◆ CHALLENGE
Will you output all of the data below exactly, omitting the images?

::::::::::

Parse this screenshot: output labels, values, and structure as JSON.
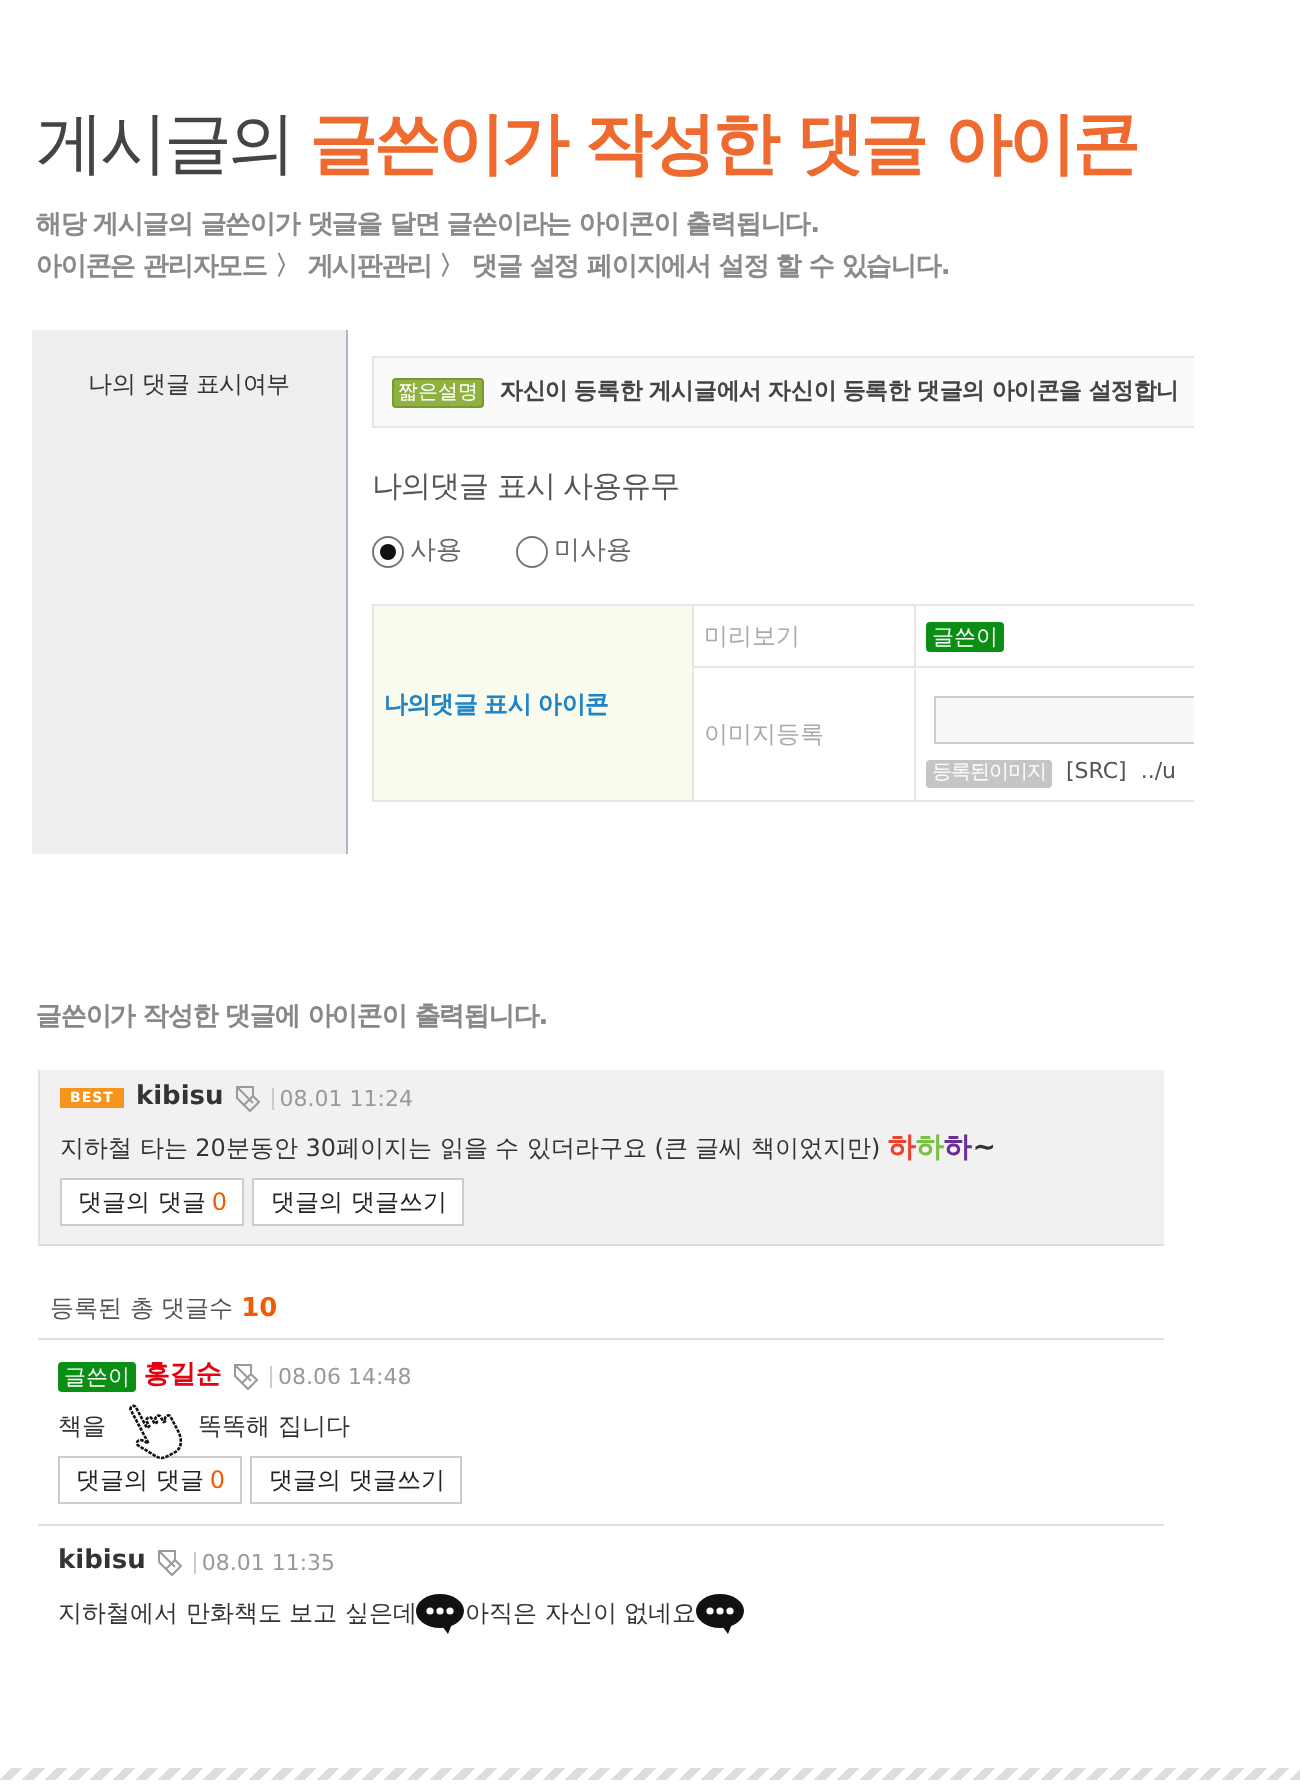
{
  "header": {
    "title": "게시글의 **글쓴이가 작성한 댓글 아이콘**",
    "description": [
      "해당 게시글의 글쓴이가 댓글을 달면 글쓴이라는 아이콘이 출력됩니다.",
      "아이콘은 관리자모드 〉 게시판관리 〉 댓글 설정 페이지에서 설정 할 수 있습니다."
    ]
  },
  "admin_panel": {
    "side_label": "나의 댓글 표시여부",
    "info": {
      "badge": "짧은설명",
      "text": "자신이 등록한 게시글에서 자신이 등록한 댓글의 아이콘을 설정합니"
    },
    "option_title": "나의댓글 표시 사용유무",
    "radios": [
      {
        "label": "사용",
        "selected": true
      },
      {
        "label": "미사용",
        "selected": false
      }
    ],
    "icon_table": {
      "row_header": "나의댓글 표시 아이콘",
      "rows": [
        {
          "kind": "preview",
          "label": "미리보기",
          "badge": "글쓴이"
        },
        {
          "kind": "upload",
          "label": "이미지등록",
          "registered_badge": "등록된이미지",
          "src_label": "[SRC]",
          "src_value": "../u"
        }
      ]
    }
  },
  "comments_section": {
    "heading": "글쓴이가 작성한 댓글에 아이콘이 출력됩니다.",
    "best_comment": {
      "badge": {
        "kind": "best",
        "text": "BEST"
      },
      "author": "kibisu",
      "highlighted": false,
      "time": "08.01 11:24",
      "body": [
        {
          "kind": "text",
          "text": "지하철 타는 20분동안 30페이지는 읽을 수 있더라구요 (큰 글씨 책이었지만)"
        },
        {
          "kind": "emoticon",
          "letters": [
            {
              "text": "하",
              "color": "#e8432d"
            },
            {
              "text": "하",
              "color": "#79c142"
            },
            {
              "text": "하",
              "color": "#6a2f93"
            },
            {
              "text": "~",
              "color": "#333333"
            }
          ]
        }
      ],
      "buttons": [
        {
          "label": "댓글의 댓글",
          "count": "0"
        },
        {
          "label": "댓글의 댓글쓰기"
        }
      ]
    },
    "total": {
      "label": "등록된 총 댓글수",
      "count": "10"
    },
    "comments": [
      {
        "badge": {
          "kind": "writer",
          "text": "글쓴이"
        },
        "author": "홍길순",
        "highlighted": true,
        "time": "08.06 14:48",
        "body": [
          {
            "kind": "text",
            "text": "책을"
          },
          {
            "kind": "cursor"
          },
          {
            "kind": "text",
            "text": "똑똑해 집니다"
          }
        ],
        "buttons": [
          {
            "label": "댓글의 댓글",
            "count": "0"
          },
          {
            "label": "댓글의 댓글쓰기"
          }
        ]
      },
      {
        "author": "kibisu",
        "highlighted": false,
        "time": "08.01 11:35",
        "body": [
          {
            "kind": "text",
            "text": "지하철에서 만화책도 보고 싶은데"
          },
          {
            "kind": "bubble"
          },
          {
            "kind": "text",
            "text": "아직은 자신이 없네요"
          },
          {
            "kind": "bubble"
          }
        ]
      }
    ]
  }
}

::::::::::

◆ WRITTEN RESPONSE
Parse this screenshot: output labels, values, and structure as JSON.
{
  "header": {
    "title": "게시글의 **글쓴이가 작성한 댓글 아이콘**",
    "description": [
      "해당 게시글의 글쓴이가 댓글을 달면 글쓴이라는 아이콘이 출력됩니다.",
      "아이콘은 관리자모드 〉 게시판관리 〉 댓글 설정 페이지에서 설정 할 수 있습니다."
    ]
  },
  "admin_panel": {
    "side_label": "나의 댓글 표시여부",
    "info": {
      "badge": "짧은설명",
      "text": "자신이 등록한 게시글에서 자신이 등록한 댓글의 아이콘을 설정합니"
    },
    "option_title": "나의댓글 표시 사용유무",
    "radios": [
      {
        "label": "사용",
        "selected": true
      },
      {
        "label": "미사용",
        "selected": false
      }
    ],
    "icon_table": {
      "row_header": "나의댓글 표시 아이콘",
      "rows": [
        {
          "kind": "preview",
          "label": "미리보기",
          "badge": "글쓴이"
        },
        {
          "kind": "upload",
          "label": "이미지등록",
          "registered_badge": "등록된이미지",
          "src_label": "[SRC]",
          "src_value": "../u"
        }
      ]
    }
  },
  "comments_section": {
    "heading": "글쓴이가 작성한 댓글에 아이콘이 출력됩니다.",
    "best_comment": {
      "badge": {
        "kind": "best",
        "text": "BEST"
      },
      "author": "kibisu",
      "highlighted": false,
      "time": "08.01 11:24",
      "body": [
        {
          "kind": "text",
          "text": "지하철 타는 20분동안 30페이지는 읽을 수 있더라구요 (큰 글씨 책이었지만)"
        },
        {
          "kind": "emoticon",
          "letters": [
            {
              "text": "하",
              "color": "#e8432d"
            },
            {
              "text": "하",
              "color": "#79c142"
            },
            {
              "text": "하",
              "color": "#6a2f93"
            },
            {
              "text": "~",
              "color": "#333333"
            }
          ]
        }
      ],
      "buttons": [
        {
          "label": "댓글의 댓글",
          "count": "0"
        },
        {
          "label": "댓글의 댓글쓰기"
        }
      ]
    },
    "total": {
      "label": "등록된 총 댓글수",
      "count": "10"
    },
    "comments": [
      {
        "badge": {
          "kind": "writer",
          "text": "글쓴이"
        },
        "author": "홍길순",
        "highlighted": true,
        "time": "08.06 14:48",
        "body": [
          {
            "kind": "text",
            "text": "책을"
          },
          {
            "kind": "cursor"
          },
          {
            "kind": "text",
            "text": "똑똑해 집니다"
          }
        ],
        "buttons": [
          {
            "label": "댓글의 댓글",
            "count": "0"
          },
          {
            "label": "댓글의 댓글쓰기"
          }
        ]
      },
      {
        "author": "kibisu",
        "highlighted": false,
        "time": "08.01 11:35",
        "body": [
          {
            "kind": "text",
            "text": "지하철에서 만화책도 보고 싶은데"
          },
          {
            "kind": "bubble"
          },
          {
            "kind": "text",
            "text": "아직은 자신이 없네요"
          },
          {
            "kind": "bubble"
          }
        ]
      }
    ]
  }
}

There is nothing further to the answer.